● Data provided
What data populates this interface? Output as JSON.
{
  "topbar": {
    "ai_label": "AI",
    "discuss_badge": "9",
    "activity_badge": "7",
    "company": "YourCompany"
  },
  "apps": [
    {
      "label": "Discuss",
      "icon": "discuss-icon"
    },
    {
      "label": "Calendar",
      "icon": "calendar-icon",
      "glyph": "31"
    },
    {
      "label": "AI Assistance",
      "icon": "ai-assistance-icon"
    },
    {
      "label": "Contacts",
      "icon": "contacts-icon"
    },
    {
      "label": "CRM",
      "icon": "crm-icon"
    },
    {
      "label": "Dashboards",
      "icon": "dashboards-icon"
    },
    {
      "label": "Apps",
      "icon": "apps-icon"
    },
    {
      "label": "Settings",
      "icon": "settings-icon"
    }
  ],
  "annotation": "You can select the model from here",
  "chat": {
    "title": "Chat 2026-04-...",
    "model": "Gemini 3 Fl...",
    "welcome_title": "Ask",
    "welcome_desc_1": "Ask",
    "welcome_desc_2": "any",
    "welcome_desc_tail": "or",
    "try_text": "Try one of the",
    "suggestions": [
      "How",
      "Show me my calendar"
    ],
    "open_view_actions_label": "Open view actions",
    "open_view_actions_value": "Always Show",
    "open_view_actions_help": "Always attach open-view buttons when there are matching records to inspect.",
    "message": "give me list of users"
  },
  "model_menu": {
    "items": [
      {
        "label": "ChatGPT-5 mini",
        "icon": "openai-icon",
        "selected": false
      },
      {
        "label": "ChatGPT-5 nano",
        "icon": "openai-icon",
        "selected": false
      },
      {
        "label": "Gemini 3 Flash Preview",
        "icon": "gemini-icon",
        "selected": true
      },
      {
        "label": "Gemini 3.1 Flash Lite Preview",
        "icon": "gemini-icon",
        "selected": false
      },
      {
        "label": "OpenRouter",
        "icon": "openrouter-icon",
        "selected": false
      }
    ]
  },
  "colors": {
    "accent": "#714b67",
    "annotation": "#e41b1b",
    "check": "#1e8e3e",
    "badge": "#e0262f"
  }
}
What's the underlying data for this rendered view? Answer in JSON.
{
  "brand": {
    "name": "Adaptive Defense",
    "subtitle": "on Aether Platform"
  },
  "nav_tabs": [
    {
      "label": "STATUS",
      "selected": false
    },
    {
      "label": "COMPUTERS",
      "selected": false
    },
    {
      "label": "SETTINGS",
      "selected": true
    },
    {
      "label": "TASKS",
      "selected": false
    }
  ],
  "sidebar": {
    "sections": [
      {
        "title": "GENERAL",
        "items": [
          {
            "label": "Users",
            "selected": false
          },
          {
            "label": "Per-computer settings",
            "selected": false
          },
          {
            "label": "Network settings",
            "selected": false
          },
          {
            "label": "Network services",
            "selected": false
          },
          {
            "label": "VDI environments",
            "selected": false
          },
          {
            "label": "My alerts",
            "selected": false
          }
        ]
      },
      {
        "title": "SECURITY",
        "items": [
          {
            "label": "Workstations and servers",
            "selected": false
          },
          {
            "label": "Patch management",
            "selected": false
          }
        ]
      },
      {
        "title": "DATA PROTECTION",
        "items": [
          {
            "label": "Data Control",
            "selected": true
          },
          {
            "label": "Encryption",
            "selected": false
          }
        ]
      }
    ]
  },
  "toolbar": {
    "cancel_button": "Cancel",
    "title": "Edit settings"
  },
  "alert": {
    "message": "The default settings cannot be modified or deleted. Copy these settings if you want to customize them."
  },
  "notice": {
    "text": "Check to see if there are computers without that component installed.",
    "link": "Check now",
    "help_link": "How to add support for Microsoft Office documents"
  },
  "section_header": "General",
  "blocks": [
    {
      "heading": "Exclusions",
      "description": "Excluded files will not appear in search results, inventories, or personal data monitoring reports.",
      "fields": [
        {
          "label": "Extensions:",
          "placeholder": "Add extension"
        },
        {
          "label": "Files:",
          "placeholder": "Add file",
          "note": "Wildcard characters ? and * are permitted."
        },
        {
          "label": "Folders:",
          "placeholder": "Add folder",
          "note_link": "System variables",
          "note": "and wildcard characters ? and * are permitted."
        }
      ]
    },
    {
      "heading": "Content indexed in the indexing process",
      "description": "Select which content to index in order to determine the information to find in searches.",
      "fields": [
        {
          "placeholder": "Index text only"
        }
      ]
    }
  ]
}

● Task details
Give the complete listing a second time, exactly as it reads.

● Solution to the exercise
What data populates this interface? Output as JSON.
{
  "topbar": {
    "ai_label": "AI",
    "discuss_badge": "9",
    "activity_badge": "7",
    "company": "YourCompany"
  },
  "apps": [
    {
      "label": "Discuss",
      "icon": "discuss-icon"
    },
    {
      "label": "Calendar",
      "icon": "calendar-icon",
      "glyph": "31"
    },
    {
      "label": "AI Assistance",
      "icon": "ai-assistance-icon"
    },
    {
      "label": "Contacts",
      "icon": "contacts-icon"
    },
    {
      "label": "CRM",
      "icon": "crm-icon"
    },
    {
      "label": "Dashboards",
      "icon": "dashboards-icon"
    },
    {
      "label": "Apps",
      "icon": "apps-icon"
    },
    {
      "label": "Settings",
      "icon": "settings-icon"
    }
  ],
  "annotation": "You can select the model from here",
  "chat": {
    "title": "Chat 2026-04-...",
    "model": "Gemini 3 Fl...",
    "welcome_title": "Ask",
    "welcome_desc_1": "Ask",
    "welcome_desc_2": "any",
    "welcome_desc_tail": "or",
    "try_text": "Try one of the",
    "suggestions": [
      "How",
      "Show me my calendar"
    ],
    "open_view_actions_label": "Open view actions",
    "open_view_actions_value": "Always Show",
    "open_view_actions_help": "Always attach open-view buttons when there are matching records to inspect.",
    "message": "give me list of users"
  },
  "model_menu": {
    "items": [
      {
        "label": "ChatGPT-5 mini",
        "icon": "openai-icon",
        "selected": false
      },
      {
        "label": "ChatGPT-5 nano",
        "icon": "openai-icon",
        "selected": false
      },
      {
        "label": "Gemini 3 Flash Preview",
        "icon": "gemini-icon",
        "selected": true
      },
      {
        "label": "Gemini 3.1 Flash Lite Preview",
        "icon": "gemini-icon",
        "selected": false
      },
      {
        "label": "OpenRouter",
        "icon": "openrouter-icon",
        "selected": false
      }
    ]
  },
  "colors": {
    "accent": "#714b67",
    "annotation": "#e41b1b",
    "check": "#1e8e3e",
    "badge": "#e0262f"
  }
}
What's the underlying data for this rendered view? Answer in JSON.
{
  "brand": {
    "name": "Adaptive Defense",
    "subtitle": "on Aether Platform"
  },
  "nav_tabs": [
    {
      "label": "STATUS",
      "selected": false
    },
    {
      "label": "COMPUTERS",
      "selected": false
    },
    {
      "label": "SETTINGS",
      "selected": true
    },
    {
      "label": "TASKS",
      "selected": false
    }
  ],
  "sidebar": {
    "sections": [
      {
        "title": "GENERAL",
        "items": [
          {
            "label": "Users",
            "selected": false
          },
          {
            "label": "Per-computer settings",
            "selected": false
          },
          {
            "label": "Network settings",
            "selected": false
          },
          {
            "label": "Network services",
            "selected": false
          },
          {
            "label": "VDI environments",
            "selected": false
          },
          {
            "label": "My alerts",
            "selected": false
          }
        ]
      },
      {
        "title": "SECURITY",
        "items": [
          {
            "label": "Workstations and servers",
            "selected": false
          },
          {
            "label": "Patch management",
            "selected": false
          }
        ]
      },
      {
        "title": "DATA PROTECTION",
        "items": [
          {
            "label": "Data Control",
            "selected": true
          },
          {
            "label": "Encryption",
            "selected": false
          }
        ]
      }
    ]
  },
  "toolbar": {
    "cancel_button": "Cancel",
    "title": "Edit settings"
  },
  "alert": {
    "message": "The default settings cannot be modified or deleted. Copy these settings if you want to customize them."
  },
  "notice": {
    "text": "Check to see if there are computers without that component installed.",
    "link": "Check now",
    "help_link": "How to add support for Microsoft Office documents"
  },
  "section_header": "General",
  "blocks": [
    {
      "heading": "Exclusions",
      "description": "Excluded files will not appear in search results, inventories, or personal data monitoring reports.",
      "fields": [
        {
          "label": "Extensions:",
          "placeholder": "Add extension"
        },
        {
          "label": "Files:",
          "placeholder": "Add file",
          "note": "Wildcard characters ? and * are permitted."
        },
        {
          "label": "Folders:",
          "placeholder": "Add folder",
          "note_link": "System variables",
          "note": "and wildcard characters ? and * are permitted."
        }
      ]
    },
    {
      "heading": "Content indexed in the indexing process",
      "description": "Select which content to index in order to determine the information to find in searches.",
      "fields": [
        {
          "placeholder": "Index text only"
        }
      ]
    }
  ]
}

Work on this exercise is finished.